(Task description):
Only the lines holding the string "Trader" are needed. Copy each one.

── Material for this exercise

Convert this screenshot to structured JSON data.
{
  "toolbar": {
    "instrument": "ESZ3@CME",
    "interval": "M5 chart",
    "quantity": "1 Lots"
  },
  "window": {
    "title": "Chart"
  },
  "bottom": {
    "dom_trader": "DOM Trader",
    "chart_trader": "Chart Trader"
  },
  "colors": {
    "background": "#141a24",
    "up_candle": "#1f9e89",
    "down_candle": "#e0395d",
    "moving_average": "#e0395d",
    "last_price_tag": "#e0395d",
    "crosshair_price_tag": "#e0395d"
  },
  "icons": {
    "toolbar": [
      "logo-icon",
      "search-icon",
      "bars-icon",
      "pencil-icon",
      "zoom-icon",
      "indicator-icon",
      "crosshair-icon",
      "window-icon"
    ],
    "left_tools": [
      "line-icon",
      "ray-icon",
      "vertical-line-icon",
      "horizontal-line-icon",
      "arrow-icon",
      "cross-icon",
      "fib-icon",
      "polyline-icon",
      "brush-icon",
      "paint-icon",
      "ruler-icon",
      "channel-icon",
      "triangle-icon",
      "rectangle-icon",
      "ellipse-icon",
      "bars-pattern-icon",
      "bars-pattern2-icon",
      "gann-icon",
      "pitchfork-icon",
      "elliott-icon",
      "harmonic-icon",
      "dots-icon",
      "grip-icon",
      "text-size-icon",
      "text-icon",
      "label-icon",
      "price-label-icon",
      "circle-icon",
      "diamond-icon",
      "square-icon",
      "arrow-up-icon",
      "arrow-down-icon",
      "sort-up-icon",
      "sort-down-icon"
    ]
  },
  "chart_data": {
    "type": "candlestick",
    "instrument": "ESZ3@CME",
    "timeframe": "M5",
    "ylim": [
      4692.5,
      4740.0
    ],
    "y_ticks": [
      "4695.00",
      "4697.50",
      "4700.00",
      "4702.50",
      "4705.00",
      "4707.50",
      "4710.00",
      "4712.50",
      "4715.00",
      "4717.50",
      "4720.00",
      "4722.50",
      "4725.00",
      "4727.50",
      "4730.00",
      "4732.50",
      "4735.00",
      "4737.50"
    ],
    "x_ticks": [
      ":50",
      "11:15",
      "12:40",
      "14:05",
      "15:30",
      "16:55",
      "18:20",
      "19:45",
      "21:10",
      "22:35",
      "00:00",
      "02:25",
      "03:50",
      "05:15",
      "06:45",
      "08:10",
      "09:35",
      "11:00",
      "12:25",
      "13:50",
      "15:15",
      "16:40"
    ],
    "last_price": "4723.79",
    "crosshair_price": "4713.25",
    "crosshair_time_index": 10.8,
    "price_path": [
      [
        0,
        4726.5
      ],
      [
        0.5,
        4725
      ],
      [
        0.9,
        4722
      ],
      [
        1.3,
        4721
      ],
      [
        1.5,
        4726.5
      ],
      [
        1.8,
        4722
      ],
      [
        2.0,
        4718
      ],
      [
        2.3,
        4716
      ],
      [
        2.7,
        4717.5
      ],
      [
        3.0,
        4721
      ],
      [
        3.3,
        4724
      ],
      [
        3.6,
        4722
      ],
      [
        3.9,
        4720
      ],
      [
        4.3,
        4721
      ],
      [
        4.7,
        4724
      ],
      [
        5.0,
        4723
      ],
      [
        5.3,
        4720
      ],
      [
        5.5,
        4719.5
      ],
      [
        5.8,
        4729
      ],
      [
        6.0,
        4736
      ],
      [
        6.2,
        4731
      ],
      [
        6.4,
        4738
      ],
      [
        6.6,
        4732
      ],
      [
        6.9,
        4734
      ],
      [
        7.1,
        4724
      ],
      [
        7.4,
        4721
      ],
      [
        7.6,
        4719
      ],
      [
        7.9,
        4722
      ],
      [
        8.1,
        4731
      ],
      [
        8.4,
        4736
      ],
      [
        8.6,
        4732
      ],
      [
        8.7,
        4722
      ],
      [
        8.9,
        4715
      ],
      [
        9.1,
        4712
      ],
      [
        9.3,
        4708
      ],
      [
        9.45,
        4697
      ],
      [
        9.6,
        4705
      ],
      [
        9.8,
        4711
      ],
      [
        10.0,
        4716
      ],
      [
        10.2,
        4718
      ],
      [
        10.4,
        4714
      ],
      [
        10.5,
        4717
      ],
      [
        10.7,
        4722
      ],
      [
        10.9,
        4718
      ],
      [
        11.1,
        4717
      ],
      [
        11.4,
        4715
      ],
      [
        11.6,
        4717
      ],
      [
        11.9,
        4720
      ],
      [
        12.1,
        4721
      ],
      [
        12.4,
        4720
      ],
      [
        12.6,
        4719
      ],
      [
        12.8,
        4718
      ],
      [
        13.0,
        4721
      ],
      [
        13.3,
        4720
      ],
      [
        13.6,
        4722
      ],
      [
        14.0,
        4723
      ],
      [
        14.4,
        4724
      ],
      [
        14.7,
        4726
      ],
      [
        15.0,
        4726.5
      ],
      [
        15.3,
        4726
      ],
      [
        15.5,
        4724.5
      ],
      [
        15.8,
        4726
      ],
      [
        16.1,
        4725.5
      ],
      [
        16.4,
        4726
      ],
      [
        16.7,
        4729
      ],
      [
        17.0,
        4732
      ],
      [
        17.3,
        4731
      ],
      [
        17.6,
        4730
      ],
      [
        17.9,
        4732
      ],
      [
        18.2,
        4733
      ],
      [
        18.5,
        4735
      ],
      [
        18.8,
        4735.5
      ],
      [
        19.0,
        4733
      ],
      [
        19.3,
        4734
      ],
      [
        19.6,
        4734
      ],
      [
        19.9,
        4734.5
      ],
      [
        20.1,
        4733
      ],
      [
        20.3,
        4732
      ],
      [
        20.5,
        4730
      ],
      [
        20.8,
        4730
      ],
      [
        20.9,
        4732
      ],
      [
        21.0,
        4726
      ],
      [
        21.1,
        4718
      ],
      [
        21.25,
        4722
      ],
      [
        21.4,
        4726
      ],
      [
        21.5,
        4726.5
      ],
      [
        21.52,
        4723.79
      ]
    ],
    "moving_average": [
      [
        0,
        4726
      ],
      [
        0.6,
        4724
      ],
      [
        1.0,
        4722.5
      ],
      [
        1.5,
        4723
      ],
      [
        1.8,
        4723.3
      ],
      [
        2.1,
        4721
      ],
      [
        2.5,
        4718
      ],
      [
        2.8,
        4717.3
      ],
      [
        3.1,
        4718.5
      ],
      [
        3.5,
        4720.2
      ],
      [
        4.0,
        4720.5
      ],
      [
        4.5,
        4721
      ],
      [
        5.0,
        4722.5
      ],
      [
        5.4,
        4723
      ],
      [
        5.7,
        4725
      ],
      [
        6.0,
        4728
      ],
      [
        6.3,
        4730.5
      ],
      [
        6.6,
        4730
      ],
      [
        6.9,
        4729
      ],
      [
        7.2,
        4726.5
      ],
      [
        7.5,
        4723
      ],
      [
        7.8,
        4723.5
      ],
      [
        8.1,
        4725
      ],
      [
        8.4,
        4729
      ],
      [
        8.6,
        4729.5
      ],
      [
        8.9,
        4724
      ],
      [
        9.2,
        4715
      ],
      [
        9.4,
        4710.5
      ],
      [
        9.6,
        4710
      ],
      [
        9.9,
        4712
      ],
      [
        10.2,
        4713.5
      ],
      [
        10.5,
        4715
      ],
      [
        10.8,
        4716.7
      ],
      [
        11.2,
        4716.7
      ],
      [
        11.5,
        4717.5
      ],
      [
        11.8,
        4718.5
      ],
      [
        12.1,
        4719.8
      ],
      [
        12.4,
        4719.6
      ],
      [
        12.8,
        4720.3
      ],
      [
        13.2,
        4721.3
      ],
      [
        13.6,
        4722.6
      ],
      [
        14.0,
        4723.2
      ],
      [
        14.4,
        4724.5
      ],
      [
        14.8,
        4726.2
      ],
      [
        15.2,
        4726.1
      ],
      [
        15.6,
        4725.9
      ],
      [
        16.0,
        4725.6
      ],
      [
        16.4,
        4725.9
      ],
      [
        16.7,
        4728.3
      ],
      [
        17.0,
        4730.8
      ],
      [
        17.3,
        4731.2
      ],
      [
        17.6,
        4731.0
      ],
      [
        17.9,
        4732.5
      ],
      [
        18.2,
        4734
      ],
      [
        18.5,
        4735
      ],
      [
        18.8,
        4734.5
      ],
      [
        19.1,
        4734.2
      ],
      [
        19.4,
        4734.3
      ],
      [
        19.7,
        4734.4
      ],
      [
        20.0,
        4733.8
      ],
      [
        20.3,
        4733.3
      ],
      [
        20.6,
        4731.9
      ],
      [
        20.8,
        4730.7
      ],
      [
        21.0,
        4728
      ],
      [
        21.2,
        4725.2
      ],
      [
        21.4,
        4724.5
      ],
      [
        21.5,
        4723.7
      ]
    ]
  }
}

────

(Output below):
    "dom_trader": "DOM Trader",
    "chart_trader": "Chart Trader"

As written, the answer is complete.